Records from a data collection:

━━━

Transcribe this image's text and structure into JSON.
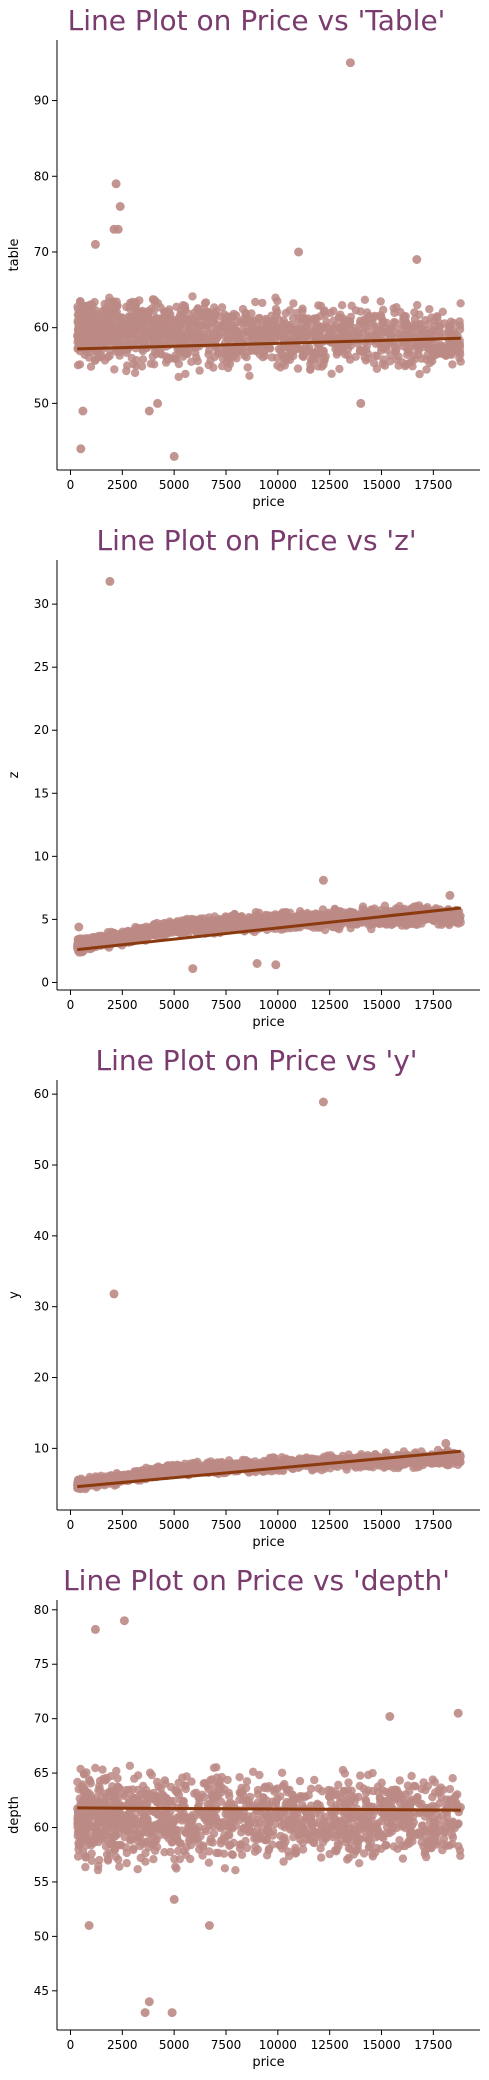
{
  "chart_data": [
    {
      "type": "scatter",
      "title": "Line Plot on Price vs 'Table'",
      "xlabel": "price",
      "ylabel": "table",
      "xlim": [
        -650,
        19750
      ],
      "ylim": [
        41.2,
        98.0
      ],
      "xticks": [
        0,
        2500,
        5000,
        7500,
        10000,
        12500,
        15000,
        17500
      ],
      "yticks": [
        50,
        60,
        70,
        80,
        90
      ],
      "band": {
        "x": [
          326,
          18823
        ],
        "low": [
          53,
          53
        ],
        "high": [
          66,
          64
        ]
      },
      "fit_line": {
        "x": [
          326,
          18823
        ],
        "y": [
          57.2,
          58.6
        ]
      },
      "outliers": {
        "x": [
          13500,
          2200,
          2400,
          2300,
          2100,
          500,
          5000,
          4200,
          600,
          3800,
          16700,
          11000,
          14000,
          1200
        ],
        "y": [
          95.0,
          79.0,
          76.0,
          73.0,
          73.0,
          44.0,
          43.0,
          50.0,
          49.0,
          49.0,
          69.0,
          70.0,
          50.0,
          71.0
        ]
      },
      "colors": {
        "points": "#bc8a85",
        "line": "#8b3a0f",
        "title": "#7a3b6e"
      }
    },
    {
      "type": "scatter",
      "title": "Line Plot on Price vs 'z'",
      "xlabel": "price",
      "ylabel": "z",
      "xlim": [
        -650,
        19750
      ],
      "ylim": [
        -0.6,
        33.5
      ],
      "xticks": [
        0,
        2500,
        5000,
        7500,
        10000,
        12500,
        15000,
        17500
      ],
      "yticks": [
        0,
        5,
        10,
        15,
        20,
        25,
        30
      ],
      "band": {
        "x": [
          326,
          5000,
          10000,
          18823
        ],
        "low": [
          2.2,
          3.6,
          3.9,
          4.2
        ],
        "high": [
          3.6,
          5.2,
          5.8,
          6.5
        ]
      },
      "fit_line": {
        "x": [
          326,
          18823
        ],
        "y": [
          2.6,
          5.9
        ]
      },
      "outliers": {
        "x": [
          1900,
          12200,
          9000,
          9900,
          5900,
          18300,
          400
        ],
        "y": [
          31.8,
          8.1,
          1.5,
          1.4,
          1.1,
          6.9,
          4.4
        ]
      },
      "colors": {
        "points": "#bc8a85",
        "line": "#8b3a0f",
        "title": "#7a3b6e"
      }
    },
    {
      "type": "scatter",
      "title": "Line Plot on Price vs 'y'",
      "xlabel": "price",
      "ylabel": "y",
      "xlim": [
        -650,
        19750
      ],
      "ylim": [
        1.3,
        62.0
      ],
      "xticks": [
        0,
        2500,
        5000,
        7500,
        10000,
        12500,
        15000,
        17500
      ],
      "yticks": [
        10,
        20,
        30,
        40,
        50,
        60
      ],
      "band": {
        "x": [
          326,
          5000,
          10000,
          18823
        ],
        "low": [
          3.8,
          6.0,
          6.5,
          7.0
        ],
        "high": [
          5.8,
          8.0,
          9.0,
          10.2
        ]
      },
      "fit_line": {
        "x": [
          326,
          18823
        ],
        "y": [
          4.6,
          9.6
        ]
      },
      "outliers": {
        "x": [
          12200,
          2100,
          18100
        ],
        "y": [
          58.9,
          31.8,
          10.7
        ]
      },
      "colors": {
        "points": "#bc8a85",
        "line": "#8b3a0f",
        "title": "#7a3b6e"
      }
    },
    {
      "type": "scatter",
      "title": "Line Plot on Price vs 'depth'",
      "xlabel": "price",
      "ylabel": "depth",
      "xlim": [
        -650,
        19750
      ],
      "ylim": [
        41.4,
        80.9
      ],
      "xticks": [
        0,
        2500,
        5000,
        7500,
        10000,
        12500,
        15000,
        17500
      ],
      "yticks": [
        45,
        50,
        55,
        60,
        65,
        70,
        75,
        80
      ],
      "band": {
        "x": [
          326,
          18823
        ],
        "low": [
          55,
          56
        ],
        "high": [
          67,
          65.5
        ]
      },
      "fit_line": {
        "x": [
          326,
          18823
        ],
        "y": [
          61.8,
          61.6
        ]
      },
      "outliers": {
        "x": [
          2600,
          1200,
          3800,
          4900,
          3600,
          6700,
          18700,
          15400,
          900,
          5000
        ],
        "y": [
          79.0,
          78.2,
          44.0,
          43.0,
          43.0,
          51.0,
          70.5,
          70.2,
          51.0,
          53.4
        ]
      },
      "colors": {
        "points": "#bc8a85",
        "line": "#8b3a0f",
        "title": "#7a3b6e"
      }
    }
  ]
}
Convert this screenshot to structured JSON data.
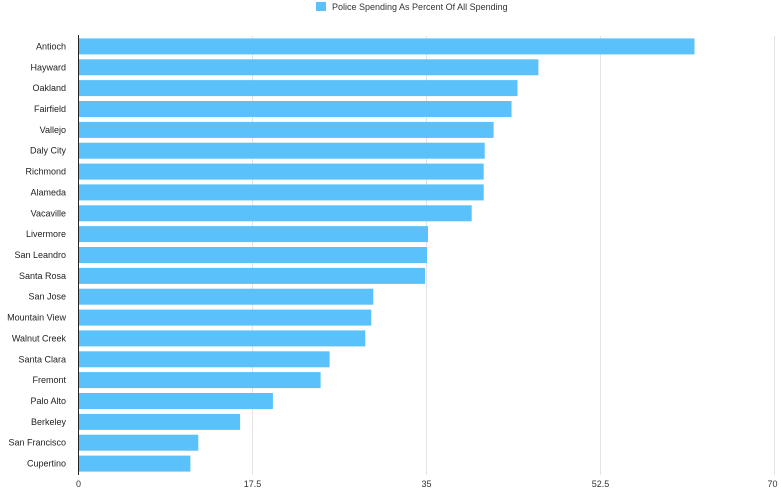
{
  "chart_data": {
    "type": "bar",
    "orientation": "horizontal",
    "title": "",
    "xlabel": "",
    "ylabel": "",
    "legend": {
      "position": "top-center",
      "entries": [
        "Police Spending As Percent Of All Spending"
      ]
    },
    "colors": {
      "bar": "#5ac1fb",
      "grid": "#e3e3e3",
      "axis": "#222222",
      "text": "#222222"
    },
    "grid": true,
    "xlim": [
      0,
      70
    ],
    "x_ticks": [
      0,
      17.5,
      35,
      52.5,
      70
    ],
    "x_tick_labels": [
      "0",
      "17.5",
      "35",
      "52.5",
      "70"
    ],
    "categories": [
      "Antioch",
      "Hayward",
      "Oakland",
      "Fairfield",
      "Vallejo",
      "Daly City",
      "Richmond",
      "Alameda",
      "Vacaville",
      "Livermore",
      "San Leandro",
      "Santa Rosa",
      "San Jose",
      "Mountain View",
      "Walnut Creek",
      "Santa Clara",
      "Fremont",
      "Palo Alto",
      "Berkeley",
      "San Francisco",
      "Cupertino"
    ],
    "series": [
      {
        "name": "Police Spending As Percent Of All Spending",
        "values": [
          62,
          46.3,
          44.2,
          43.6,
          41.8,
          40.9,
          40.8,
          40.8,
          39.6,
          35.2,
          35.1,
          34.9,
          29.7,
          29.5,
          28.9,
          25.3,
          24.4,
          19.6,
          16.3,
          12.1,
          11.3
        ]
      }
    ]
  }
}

━━━

> _INSTRUCTIONS TO FOLLOW_:
Reproduce all entries without any change, and omit the pictures.

> _SOLUTION FOR THIS TASK_:
Transcribe this image's text and structure into JSON.
{
  "chart_data": [
    {
      "type": "scatter",
      "title": "Line Plot on Price vs 'Table'",
      "xlabel": "price",
      "ylabel": "table",
      "xlim": [
        -650,
        19750
      ],
      "ylim": [
        41.2,
        98.0
      ],
      "xticks": [
        0,
        2500,
        5000,
        7500,
        10000,
        12500,
        15000,
        17500
      ],
      "yticks": [
        50,
        60,
        70,
        80,
        90
      ],
      "band": {
        "x": [
          326,
          18823
        ],
        "low": [
          53,
          53
        ],
        "high": [
          66,
          64
        ]
      },
      "fit_line": {
        "x": [
          326,
          18823
        ],
        "y": [
          57.2,
          58.6
        ]
      },
      "outliers": {
        "x": [
          13500,
          2200,
          2400,
          2300,
          2100,
          500,
          5000,
          4200,
          600,
          3800,
          16700,
          11000,
          14000,
          1200
        ],
        "y": [
          95.0,
          79.0,
          76.0,
          73.0,
          73.0,
          44.0,
          43.0,
          50.0,
          49.0,
          49.0,
          69.0,
          70.0,
          50.0,
          71.0
        ]
      },
      "colors": {
        "points": "#bc8a85",
        "line": "#8b3a0f",
        "title": "#7a3b6e"
      }
    },
    {
      "type": "scatter",
      "title": "Line Plot on Price vs 'z'",
      "xlabel": "price",
      "ylabel": "z",
      "xlim": [
        -650,
        19750
      ],
      "ylim": [
        -0.6,
        33.5
      ],
      "xticks": [
        0,
        2500,
        5000,
        7500,
        10000,
        12500,
        15000,
        17500
      ],
      "yticks": [
        0,
        5,
        10,
        15,
        20,
        25,
        30
      ],
      "band": {
        "x": [
          326,
          5000,
          10000,
          18823
        ],
        "low": [
          2.2,
          3.6,
          3.9,
          4.2
        ],
        "high": [
          3.6,
          5.2,
          5.8,
          6.5
        ]
      },
      "fit_line": {
        "x": [
          326,
          18823
        ],
        "y": [
          2.6,
          5.9
        ]
      },
      "outliers": {
        "x": [
          1900,
          12200,
          9000,
          9900,
          5900,
          18300,
          400
        ],
        "y": [
          31.8,
          8.1,
          1.5,
          1.4,
          1.1,
          6.9,
          4.4
        ]
      },
      "colors": {
        "points": "#bc8a85",
        "line": "#8b3a0f",
        "title": "#7a3b6e"
      }
    },
    {
      "type": "scatter",
      "title": "Line Plot on Price vs 'y'",
      "xlabel": "price",
      "ylabel": "y",
      "xlim": [
        -650,
        19750
      ],
      "ylim": [
        1.3,
        62.0
      ],
      "xticks": [
        0,
        2500,
        5000,
        7500,
        10000,
        12500,
        15000,
        17500
      ],
      "yticks": [
        10,
        20,
        30,
        40,
        50,
        60
      ],
      "band": {
        "x": [
          326,
          5000,
          10000,
          18823
        ],
        "low": [
          3.8,
          6.0,
          6.5,
          7.0
        ],
        "high": [
          5.8,
          8.0,
          9.0,
          10.2
        ]
      },
      "fit_line": {
        "x": [
          326,
          18823
        ],
        "y": [
          4.6,
          9.6
        ]
      },
      "outliers": {
        "x": [
          12200,
          2100,
          18100
        ],
        "y": [
          58.9,
          31.8,
          10.7
        ]
      },
      "colors": {
        "points": "#bc8a85",
        "line": "#8b3a0f",
        "title": "#7a3b6e"
      }
    },
    {
      "type": "scatter",
      "title": "Line Plot on Price vs 'depth'",
      "xlabel": "price",
      "ylabel": "depth",
      "xlim": [
        -650,
        19750
      ],
      "ylim": [
        41.4,
        80.9
      ],
      "xticks": [
        0,
        2500,
        5000,
        7500,
        10000,
        12500,
        15000,
        17500
      ],
      "yticks": [
        45,
        50,
        55,
        60,
        65,
        70,
        75,
        80
      ],
      "band": {
        "x": [
          326,
          18823
        ],
        "low": [
          55,
          56
        ],
        "high": [
          67,
          65.5
        ]
      },
      "fit_line": {
        "x": [
          326,
          18823
        ],
        "y": [
          61.8,
          61.6
        ]
      },
      "outliers": {
        "x": [
          2600,
          1200,
          3800,
          4900,
          3600,
          6700,
          18700,
          15400,
          900,
          5000
        ],
        "y": [
          79.0,
          78.2,
          44.0,
          43.0,
          43.0,
          51.0,
          70.5,
          70.2,
          51.0,
          53.4
        ]
      },
      "colors": {
        "points": "#bc8a85",
        "line": "#8b3a0f",
        "title": "#7a3b6e"
      }
    }
  ]
}
Convert this screenshot to structured JSON data.
{
  "chart_data": {
    "type": "bar",
    "orientation": "horizontal",
    "title": "",
    "xlabel": "",
    "ylabel": "",
    "legend": {
      "position": "top-center",
      "entries": [
        "Police Spending As Percent Of All Spending"
      ]
    },
    "colors": {
      "bar": "#5ac1fb",
      "grid": "#e3e3e3",
      "axis": "#222222",
      "text": "#222222"
    },
    "grid": true,
    "xlim": [
      0,
      70
    ],
    "x_ticks": [
      0,
      17.5,
      35,
      52.5,
      70
    ],
    "x_tick_labels": [
      "0",
      "17.5",
      "35",
      "52.5",
      "70"
    ],
    "categories": [
      "Antioch",
      "Hayward",
      "Oakland",
      "Fairfield",
      "Vallejo",
      "Daly City",
      "Richmond",
      "Alameda",
      "Vacaville",
      "Livermore",
      "San Leandro",
      "Santa Rosa",
      "San Jose",
      "Mountain View",
      "Walnut Creek",
      "Santa Clara",
      "Fremont",
      "Palo Alto",
      "Berkeley",
      "San Francisco",
      "Cupertino"
    ],
    "series": [
      {
        "name": "Police Spending As Percent Of All Spending",
        "values": [
          62,
          46.3,
          44.2,
          43.6,
          41.8,
          40.9,
          40.8,
          40.8,
          39.6,
          35.2,
          35.1,
          34.9,
          29.7,
          29.5,
          28.9,
          25.3,
          24.4,
          19.6,
          16.3,
          12.1,
          11.3
        ]
      }
    ]
  }
}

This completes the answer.